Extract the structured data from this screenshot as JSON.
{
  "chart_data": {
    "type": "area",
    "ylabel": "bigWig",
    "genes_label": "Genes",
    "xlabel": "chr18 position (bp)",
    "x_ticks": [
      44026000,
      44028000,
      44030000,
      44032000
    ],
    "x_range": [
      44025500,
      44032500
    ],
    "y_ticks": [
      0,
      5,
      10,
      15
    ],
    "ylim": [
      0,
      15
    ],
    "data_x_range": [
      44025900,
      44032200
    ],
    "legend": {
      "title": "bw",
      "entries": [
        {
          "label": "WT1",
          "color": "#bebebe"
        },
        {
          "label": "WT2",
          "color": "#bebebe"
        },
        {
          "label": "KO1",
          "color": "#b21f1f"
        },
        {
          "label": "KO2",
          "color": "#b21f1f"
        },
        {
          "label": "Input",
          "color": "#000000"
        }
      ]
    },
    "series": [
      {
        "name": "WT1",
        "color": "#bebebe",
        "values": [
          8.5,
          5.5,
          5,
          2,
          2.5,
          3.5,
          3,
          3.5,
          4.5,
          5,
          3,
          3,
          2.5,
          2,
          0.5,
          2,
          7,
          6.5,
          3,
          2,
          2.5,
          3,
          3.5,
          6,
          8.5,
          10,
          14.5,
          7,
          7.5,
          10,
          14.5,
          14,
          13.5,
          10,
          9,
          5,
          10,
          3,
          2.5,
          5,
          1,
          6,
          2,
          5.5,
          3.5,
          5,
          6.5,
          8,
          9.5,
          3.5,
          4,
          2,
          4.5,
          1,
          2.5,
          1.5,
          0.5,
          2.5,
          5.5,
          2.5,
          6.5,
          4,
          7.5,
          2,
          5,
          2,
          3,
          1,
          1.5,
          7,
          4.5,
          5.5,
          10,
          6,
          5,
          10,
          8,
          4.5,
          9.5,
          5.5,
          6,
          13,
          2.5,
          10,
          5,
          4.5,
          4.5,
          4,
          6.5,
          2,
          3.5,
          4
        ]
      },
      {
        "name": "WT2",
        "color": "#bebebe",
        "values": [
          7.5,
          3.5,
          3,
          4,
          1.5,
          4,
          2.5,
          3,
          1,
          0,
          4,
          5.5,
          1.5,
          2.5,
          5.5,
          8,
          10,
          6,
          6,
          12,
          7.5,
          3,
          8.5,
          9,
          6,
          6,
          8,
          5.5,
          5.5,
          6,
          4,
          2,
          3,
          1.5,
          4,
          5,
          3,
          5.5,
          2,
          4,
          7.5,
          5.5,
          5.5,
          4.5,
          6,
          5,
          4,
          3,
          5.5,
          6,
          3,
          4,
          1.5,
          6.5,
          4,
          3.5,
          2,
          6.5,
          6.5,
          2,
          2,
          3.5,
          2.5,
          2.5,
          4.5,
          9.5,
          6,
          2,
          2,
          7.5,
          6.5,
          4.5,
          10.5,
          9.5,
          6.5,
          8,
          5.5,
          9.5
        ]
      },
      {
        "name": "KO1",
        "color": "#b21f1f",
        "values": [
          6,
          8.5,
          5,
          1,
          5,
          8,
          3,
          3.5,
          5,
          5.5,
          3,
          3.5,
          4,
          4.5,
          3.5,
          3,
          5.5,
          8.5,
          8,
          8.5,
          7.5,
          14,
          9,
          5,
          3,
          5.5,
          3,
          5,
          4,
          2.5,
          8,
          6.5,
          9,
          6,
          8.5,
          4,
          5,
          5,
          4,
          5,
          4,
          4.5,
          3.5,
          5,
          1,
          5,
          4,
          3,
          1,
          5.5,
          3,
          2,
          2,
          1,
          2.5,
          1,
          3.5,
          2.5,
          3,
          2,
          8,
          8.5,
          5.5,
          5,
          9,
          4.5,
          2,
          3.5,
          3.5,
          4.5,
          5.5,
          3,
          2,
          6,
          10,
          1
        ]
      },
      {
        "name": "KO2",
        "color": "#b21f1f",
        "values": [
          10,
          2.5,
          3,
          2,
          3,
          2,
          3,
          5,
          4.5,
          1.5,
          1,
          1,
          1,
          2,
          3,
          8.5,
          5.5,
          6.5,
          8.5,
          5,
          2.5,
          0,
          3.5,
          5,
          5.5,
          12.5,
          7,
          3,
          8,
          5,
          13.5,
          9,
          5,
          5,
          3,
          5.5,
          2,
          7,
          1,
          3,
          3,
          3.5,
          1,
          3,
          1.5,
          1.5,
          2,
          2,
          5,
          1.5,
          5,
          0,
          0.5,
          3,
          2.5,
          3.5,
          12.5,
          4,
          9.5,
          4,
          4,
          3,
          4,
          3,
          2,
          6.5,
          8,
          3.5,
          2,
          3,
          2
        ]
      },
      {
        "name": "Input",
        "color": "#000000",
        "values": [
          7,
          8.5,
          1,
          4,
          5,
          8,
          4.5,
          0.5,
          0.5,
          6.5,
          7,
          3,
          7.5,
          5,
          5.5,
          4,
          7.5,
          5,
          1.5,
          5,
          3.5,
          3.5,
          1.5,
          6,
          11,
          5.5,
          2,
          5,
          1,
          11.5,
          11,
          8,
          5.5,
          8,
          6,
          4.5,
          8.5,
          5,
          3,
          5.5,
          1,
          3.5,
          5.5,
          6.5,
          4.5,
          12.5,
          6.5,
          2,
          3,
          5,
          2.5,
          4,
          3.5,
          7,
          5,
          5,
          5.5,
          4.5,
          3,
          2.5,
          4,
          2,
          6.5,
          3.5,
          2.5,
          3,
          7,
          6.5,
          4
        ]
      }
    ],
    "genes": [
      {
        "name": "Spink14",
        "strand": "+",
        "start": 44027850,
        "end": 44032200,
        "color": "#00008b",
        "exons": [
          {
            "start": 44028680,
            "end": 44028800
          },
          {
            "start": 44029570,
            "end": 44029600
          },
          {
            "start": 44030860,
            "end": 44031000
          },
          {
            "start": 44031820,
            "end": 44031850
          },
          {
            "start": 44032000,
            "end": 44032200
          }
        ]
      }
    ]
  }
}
------------------------------------
### Work required
Set down the entries again exactly as they are.

### Result of this exercise
Extract the structured data from this screenshot as JSON.
{
  "chart_data": {
    "type": "area",
    "ylabel": "bigWig",
    "genes_label": "Genes",
    "xlabel": "chr18 position (bp)",
    "x_ticks": [
      44026000,
      44028000,
      44030000,
      44032000
    ],
    "x_range": [
      44025500,
      44032500
    ],
    "y_ticks": [
      0,
      5,
      10,
      15
    ],
    "ylim": [
      0,
      15
    ],
    "data_x_range": [
      44025900,
      44032200
    ],
    "legend": {
      "title": "bw",
      "entries": [
        {
          "label": "WT1",
          "color": "#bebebe"
        },
        {
          "label": "WT2",
          "color": "#bebebe"
        },
        {
          "label": "KO1",
          "color": "#b21f1f"
        },
        {
          "label": "KO2",
          "color": "#b21f1f"
        },
        {
          "label": "Input",
          "color": "#000000"
        }
      ]
    },
    "series": [
      {
        "name": "WT1",
        "color": "#bebebe",
        "values": [
          8.5,
          5.5,
          5,
          2,
          2.5,
          3.5,
          3,
          3.5,
          4.5,
          5,
          3,
          3,
          2.5,
          2,
          0.5,
          2,
          7,
          6.5,
          3,
          2,
          2.5,
          3,
          3.5,
          6,
          8.5,
          10,
          14.5,
          7,
          7.5,
          10,
          14.5,
          14,
          13.5,
          10,
          9,
          5,
          10,
          3,
          2.5,
          5,
          1,
          6,
          2,
          5.5,
          3.5,
          5,
          6.5,
          8,
          9.5,
          3.5,
          4,
          2,
          4.5,
          1,
          2.5,
          1.5,
          0.5,
          2.5,
          5.5,
          2.5,
          6.5,
          4,
          7.5,
          2,
          5,
          2,
          3,
          1,
          1.5,
          7,
          4.5,
          5.5,
          10,
          6,
          5,
          10,
          8,
          4.5,
          9.5,
          5.5,
          6,
          13,
          2.5,
          10,
          5,
          4.5,
          4.5,
          4,
          6.5,
          2,
          3.5,
          4
        ]
      },
      {
        "name": "WT2",
        "color": "#bebebe",
        "values": [
          7.5,
          3.5,
          3,
          4,
          1.5,
          4,
          2.5,
          3,
          1,
          0,
          4,
          5.5,
          1.5,
          2.5,
          5.5,
          8,
          10,
          6,
          6,
          12,
          7.5,
          3,
          8.5,
          9,
          6,
          6,
          8,
          5.5,
          5.5,
          6,
          4,
          2,
          3,
          1.5,
          4,
          5,
          3,
          5.5,
          2,
          4,
          7.5,
          5.5,
          5.5,
          4.5,
          6,
          5,
          4,
          3,
          5.5,
          6,
          3,
          4,
          1.5,
          6.5,
          4,
          3.5,
          2,
          6.5,
          6.5,
          2,
          2,
          3.5,
          2.5,
          2.5,
          4.5,
          9.5,
          6,
          2,
          2,
          7.5,
          6.5,
          4.5,
          10.5,
          9.5,
          6.5,
          8,
          5.5,
          9.5
        ]
      },
      {
        "name": "KO1",
        "color": "#b21f1f",
        "values": [
          6,
          8.5,
          5,
          1,
          5,
          8,
          3,
          3.5,
          5,
          5.5,
          3,
          3.5,
          4,
          4.5,
          3.5,
          3,
          5.5,
          8.5,
          8,
          8.5,
          7.5,
          14,
          9,
          5,
          3,
          5.5,
          3,
          5,
          4,
          2.5,
          8,
          6.5,
          9,
          6,
          8.5,
          4,
          5,
          5,
          4,
          5,
          4,
          4.5,
          3.5,
          5,
          1,
          5,
          4,
          3,
          1,
          5.5,
          3,
          2,
          2,
          1,
          2.5,
          1,
          3.5,
          2.5,
          3,
          2,
          8,
          8.5,
          5.5,
          5,
          9,
          4.5,
          2,
          3.5,
          3.5,
          4.5,
          5.5,
          3,
          2,
          6,
          10,
          1
        ]
      },
      {
        "name": "KO2",
        "color": "#b21f1f",
        "values": [
          10,
          2.5,
          3,
          2,
          3,
          2,
          3,
          5,
          4.5,
          1.5,
          1,
          1,
          1,
          2,
          3,
          8.5,
          5.5,
          6.5,
          8.5,
          5,
          2.5,
          0,
          3.5,
          5,
          5.5,
          12.5,
          7,
          3,
          8,
          5,
          13.5,
          9,
          5,
          5,
          3,
          5.5,
          2,
          7,
          1,
          3,
          3,
          3.5,
          1,
          3,
          1.5,
          1.5,
          2,
          2,
          5,
          1.5,
          5,
          0,
          0.5,
          3,
          2.5,
          3.5,
          12.5,
          4,
          9.5,
          4,
          4,
          3,
          4,
          3,
          2,
          6.5,
          8,
          3.5,
          2,
          3,
          2
        ]
      },
      {
        "name": "Input",
        "color": "#000000",
        "values": [
          7,
          8.5,
          1,
          4,
          5,
          8,
          4.5,
          0.5,
          0.5,
          6.5,
          7,
          3,
          7.5,
          5,
          5.5,
          4,
          7.5,
          5,
          1.5,
          5,
          3.5,
          3.5,
          1.5,
          6,
          11,
          5.5,
          2,
          5,
          1,
          11.5,
          11,
          8,
          5.5,
          8,
          6,
          4.5,
          8.5,
          5,
          3,
          5.5,
          1,
          3.5,
          5.5,
          6.5,
          4.5,
          12.5,
          6.5,
          2,
          3,
          5,
          2.5,
          4,
          3.5,
          7,
          5,
          5,
          5.5,
          4.5,
          3,
          2.5,
          4,
          2,
          6.5,
          3.5,
          2.5,
          3,
          7,
          6.5,
          4
        ]
      }
    ],
    "genes": [
      {
        "name": "Spink14",
        "strand": "+",
        "start": 44027850,
        "end": 44032200,
        "color": "#00008b",
        "exons": [
          {
            "start": 44028680,
            "end": 44028800
          },
          {
            "start": 44029570,
            "end": 44029600
          },
          {
            "start": 44030860,
            "end": 44031000
          },
          {
            "start": 44031820,
            "end": 44031850
          },
          {
            "start": 44032000,
            "end": 44032200
          }
        ]
      }
    ]
  }
}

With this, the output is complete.